▶ **Set task**:
Pull out every line below that holds the word "title".

▶ **Records for the exercise**:

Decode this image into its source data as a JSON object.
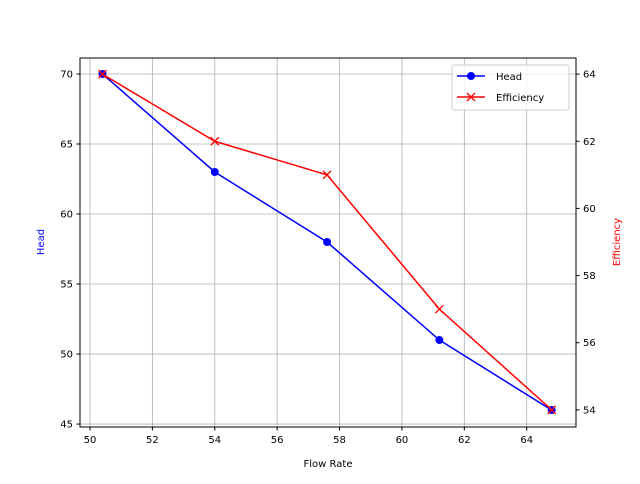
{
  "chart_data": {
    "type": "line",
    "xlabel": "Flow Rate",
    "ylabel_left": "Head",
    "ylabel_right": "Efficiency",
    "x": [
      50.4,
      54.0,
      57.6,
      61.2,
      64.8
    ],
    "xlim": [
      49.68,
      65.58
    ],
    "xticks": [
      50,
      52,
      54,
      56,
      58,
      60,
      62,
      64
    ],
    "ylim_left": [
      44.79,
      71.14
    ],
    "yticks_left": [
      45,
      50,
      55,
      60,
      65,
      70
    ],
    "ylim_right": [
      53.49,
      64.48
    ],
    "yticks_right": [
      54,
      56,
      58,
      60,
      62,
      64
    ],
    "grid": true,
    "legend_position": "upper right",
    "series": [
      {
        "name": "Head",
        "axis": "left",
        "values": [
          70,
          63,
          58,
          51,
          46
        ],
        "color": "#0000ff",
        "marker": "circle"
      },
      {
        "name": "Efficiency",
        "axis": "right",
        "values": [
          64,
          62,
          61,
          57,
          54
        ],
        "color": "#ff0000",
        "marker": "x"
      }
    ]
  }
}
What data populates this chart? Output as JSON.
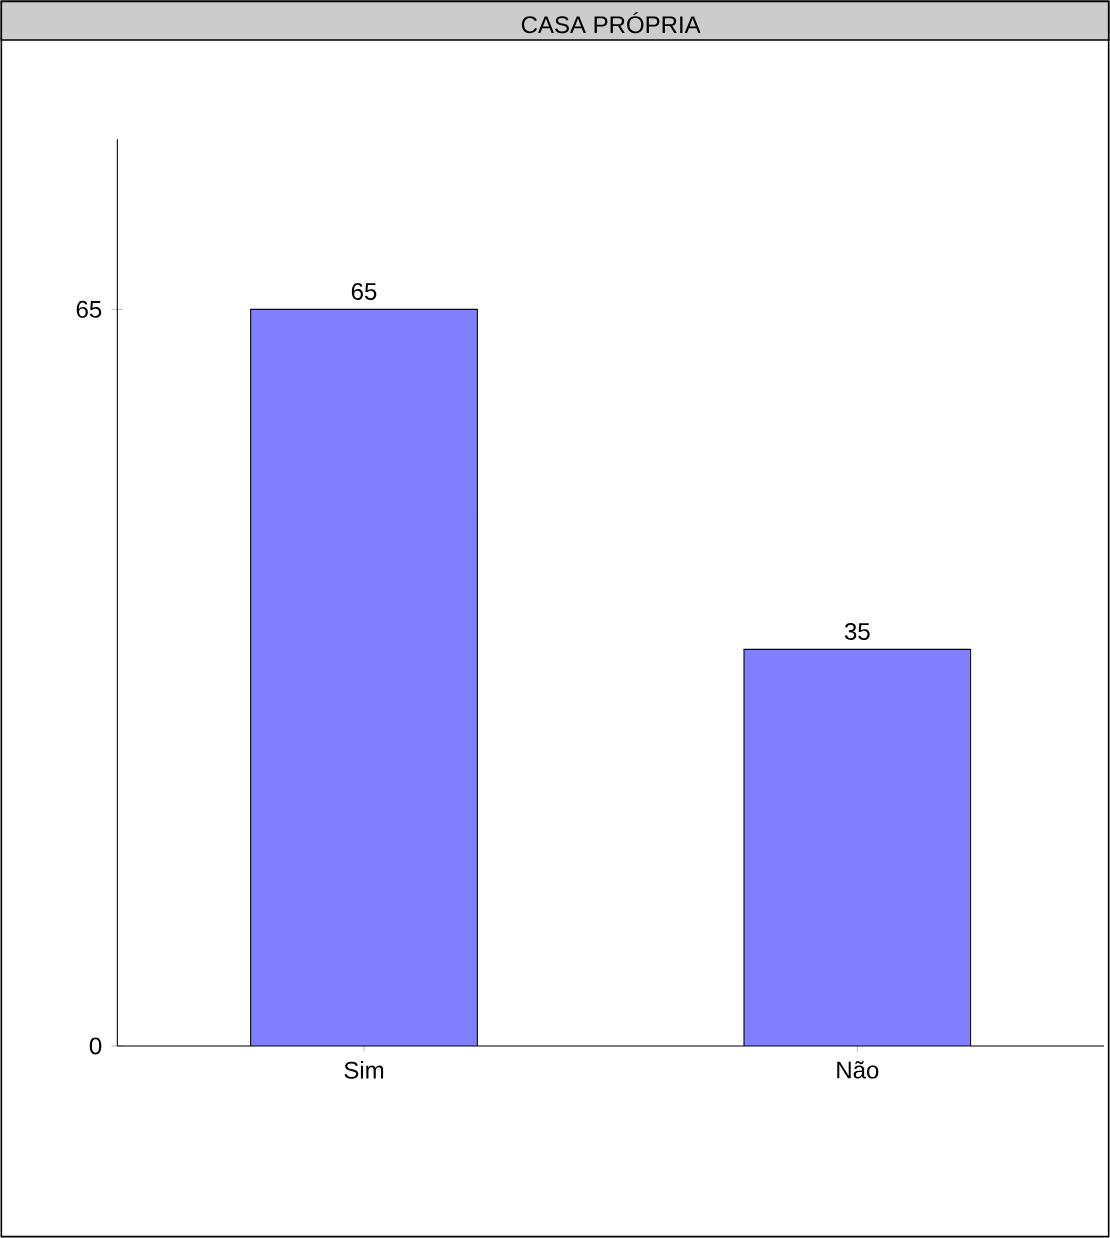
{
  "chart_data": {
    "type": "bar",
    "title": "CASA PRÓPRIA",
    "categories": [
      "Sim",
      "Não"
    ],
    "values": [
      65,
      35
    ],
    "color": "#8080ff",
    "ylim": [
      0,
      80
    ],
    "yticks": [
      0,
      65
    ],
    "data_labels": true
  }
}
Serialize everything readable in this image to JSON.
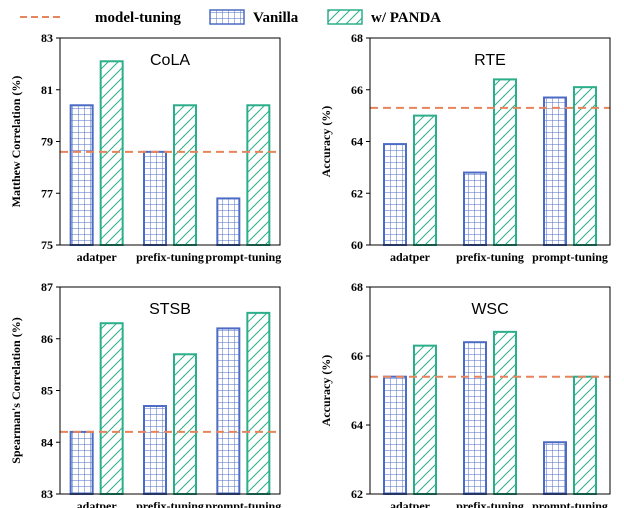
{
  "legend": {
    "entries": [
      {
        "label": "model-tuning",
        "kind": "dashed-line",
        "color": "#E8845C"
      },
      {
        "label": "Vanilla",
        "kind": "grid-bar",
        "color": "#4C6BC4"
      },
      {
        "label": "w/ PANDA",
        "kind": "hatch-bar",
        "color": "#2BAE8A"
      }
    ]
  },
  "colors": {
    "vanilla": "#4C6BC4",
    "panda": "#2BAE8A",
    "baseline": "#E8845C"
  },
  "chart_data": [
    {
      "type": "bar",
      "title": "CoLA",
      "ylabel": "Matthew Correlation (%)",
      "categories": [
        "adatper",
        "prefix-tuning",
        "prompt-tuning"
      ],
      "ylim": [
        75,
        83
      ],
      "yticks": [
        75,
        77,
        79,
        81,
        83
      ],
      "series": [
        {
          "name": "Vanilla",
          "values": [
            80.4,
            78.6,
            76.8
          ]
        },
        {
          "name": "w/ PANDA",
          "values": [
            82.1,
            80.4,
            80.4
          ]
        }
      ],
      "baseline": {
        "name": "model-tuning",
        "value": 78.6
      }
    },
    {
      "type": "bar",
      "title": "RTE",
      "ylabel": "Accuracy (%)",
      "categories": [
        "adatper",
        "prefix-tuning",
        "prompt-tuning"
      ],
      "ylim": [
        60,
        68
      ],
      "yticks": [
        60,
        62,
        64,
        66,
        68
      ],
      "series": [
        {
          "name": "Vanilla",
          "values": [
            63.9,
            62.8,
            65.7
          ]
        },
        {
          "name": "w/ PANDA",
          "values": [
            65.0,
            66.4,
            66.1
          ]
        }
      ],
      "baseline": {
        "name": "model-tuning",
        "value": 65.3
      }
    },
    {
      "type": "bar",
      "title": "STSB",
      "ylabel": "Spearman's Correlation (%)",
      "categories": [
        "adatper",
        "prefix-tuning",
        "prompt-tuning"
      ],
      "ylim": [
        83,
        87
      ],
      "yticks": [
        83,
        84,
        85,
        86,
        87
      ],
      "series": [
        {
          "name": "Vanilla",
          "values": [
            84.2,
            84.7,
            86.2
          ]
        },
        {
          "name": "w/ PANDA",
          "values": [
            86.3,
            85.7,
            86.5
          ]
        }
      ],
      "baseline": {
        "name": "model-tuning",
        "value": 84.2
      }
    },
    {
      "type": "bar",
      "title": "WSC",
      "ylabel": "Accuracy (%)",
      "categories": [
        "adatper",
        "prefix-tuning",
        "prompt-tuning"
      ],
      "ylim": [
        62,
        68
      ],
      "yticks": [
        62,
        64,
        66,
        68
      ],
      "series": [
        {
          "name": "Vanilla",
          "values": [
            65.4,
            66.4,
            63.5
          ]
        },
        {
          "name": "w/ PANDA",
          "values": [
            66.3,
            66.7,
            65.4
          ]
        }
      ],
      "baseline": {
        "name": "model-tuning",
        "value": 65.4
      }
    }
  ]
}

---

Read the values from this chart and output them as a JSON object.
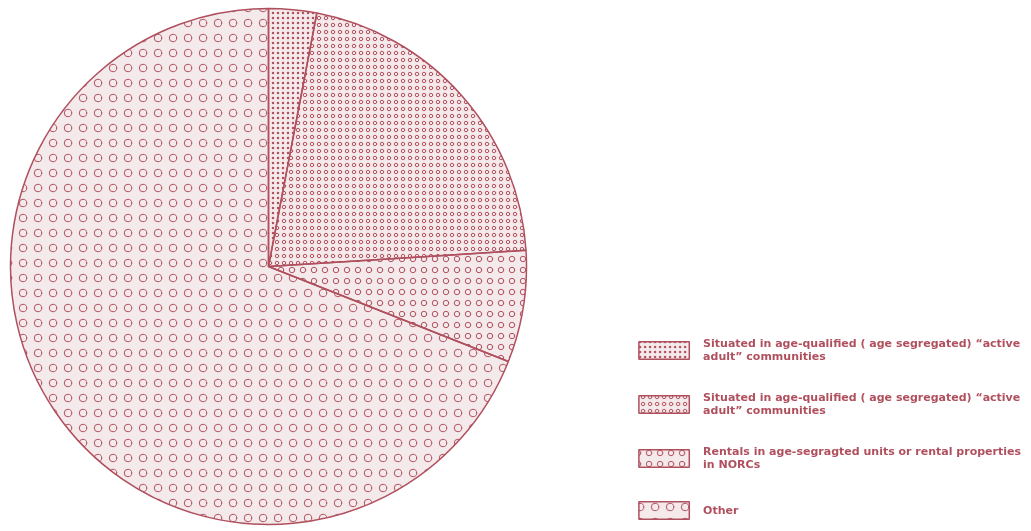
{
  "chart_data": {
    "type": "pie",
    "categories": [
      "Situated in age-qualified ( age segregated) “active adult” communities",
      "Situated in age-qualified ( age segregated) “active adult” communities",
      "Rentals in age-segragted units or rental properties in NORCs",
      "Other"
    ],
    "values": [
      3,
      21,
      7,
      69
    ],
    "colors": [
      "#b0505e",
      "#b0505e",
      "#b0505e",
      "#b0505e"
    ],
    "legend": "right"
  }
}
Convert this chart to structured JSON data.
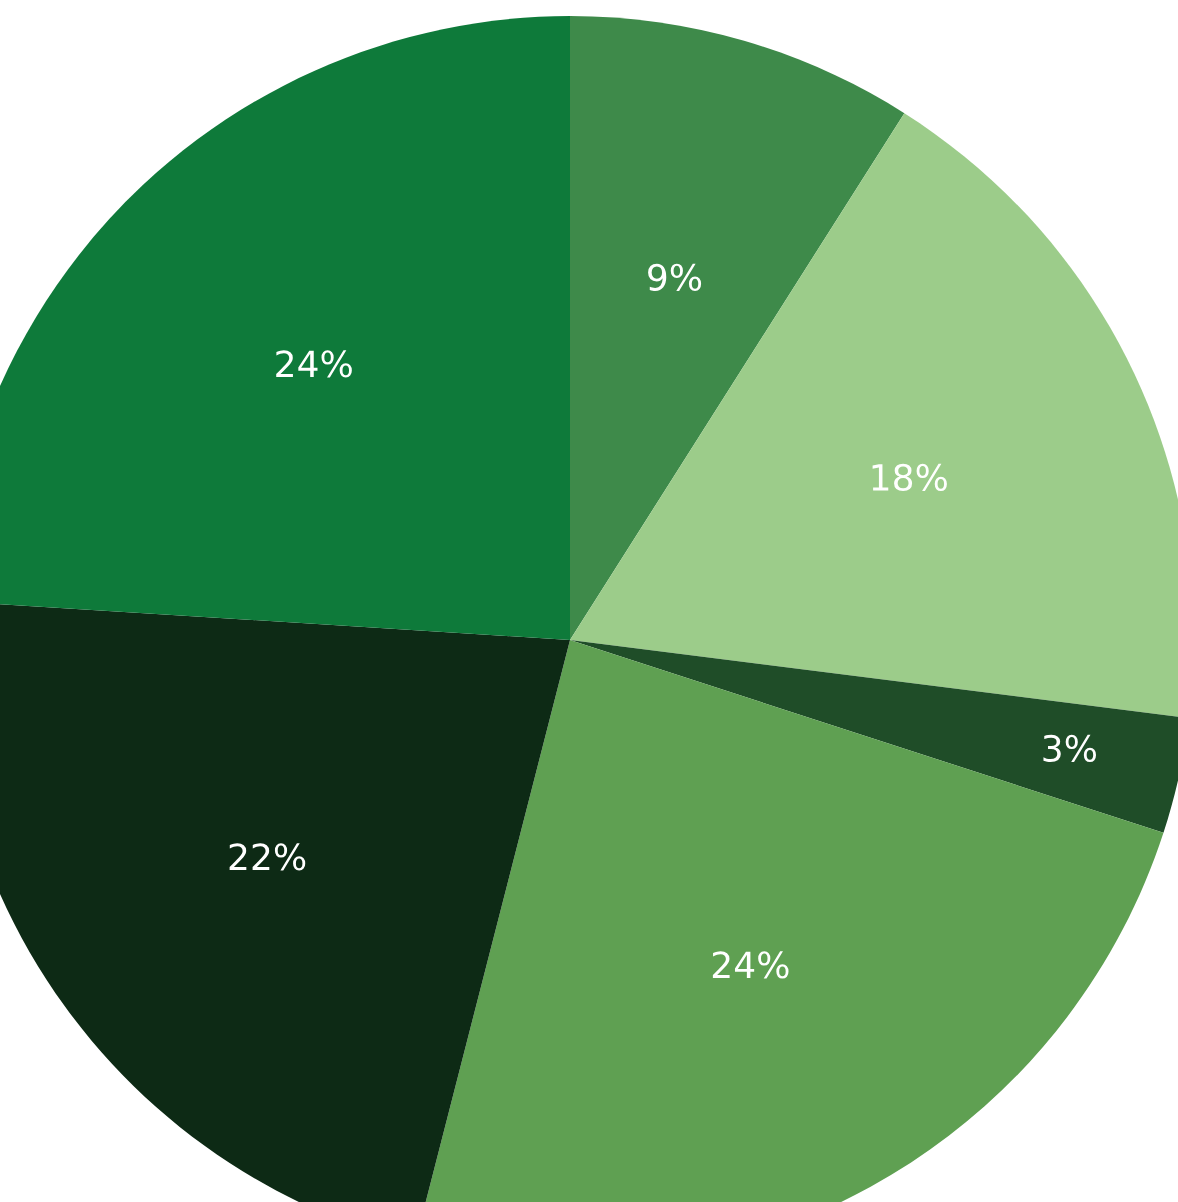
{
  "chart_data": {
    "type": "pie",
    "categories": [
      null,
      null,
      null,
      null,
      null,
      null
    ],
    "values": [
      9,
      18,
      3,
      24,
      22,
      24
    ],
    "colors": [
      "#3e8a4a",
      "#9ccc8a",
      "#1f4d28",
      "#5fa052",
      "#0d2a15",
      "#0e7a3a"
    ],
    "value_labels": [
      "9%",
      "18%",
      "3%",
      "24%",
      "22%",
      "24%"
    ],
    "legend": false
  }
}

--

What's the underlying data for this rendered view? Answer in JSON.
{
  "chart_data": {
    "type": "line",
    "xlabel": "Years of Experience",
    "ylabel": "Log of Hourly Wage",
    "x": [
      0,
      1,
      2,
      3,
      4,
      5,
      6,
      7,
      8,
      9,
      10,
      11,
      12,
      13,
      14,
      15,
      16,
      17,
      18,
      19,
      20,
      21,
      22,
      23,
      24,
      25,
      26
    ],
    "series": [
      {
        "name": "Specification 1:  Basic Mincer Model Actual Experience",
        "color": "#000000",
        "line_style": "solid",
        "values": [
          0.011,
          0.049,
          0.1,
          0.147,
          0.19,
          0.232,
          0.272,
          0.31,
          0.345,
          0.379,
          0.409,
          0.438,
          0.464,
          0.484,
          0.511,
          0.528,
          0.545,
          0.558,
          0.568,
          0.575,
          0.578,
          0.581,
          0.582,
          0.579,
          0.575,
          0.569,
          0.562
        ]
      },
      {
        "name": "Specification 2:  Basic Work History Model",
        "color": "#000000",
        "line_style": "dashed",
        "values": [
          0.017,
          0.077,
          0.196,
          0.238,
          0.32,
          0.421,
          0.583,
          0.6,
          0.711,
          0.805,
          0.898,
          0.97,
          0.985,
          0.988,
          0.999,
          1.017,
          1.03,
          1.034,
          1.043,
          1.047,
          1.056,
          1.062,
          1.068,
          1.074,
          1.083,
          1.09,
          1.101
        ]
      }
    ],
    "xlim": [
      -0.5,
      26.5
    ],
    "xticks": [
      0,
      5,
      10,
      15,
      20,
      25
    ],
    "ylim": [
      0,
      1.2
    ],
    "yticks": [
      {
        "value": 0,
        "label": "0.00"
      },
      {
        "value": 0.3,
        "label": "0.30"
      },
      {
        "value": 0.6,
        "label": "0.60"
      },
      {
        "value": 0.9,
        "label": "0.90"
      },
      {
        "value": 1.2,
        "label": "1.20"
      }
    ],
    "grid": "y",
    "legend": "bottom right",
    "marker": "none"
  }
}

▶ **Output of the exercise**:
    "title": "CASA PRÓPRIA",
      "title": "CoLA",
      "title": "RTE",
      "title": "STSB",
      "title": "WSC",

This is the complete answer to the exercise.